## [Written problem]
Count the lines below that contain the word "Ventas", and reply with that number alone.

Rows from a dataset
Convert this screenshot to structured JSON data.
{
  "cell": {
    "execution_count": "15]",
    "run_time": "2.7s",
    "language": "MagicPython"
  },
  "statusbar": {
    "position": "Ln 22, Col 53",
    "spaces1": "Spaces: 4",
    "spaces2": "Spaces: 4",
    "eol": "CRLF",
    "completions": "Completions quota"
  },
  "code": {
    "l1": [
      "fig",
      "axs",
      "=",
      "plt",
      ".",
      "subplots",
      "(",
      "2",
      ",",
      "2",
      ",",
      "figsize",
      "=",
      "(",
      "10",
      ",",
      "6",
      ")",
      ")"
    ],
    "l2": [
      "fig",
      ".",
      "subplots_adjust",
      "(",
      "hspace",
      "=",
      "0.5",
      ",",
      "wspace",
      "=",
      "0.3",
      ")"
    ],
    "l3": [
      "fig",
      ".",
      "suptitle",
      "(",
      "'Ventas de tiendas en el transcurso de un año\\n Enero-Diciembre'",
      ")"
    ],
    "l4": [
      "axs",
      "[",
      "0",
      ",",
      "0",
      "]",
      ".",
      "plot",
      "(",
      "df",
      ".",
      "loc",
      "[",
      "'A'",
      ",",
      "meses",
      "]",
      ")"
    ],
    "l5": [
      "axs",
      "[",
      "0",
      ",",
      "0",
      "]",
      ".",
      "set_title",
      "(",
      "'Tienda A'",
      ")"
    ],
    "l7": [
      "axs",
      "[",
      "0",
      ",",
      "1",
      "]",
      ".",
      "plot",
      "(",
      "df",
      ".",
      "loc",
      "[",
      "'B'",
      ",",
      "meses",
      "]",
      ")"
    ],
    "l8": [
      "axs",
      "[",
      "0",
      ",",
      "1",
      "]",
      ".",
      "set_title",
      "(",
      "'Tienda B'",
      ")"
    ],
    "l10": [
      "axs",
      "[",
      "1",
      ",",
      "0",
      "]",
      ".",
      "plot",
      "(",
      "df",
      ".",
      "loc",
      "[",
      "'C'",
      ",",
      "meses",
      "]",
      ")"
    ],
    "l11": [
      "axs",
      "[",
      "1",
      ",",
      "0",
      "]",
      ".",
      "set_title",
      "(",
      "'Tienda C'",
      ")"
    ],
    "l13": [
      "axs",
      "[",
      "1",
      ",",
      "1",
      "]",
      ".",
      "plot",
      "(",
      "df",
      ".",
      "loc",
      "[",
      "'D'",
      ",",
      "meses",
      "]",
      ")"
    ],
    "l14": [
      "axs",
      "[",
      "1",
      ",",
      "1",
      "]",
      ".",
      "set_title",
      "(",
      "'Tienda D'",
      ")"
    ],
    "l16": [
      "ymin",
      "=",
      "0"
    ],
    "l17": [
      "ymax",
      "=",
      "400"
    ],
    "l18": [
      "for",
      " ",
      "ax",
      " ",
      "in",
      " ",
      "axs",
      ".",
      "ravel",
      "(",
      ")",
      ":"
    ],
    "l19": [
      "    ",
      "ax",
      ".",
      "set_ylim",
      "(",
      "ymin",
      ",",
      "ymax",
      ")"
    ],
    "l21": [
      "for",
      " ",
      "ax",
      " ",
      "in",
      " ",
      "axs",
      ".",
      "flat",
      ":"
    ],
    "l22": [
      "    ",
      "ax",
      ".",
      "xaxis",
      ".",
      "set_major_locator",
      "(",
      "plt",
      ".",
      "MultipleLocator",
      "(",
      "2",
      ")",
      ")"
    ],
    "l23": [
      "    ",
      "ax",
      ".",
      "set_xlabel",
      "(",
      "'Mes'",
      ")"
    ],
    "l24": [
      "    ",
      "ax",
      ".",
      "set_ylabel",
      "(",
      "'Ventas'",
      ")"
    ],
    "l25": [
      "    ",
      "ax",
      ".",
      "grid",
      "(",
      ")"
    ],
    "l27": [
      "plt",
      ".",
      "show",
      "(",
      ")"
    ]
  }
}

## [Task solution]
2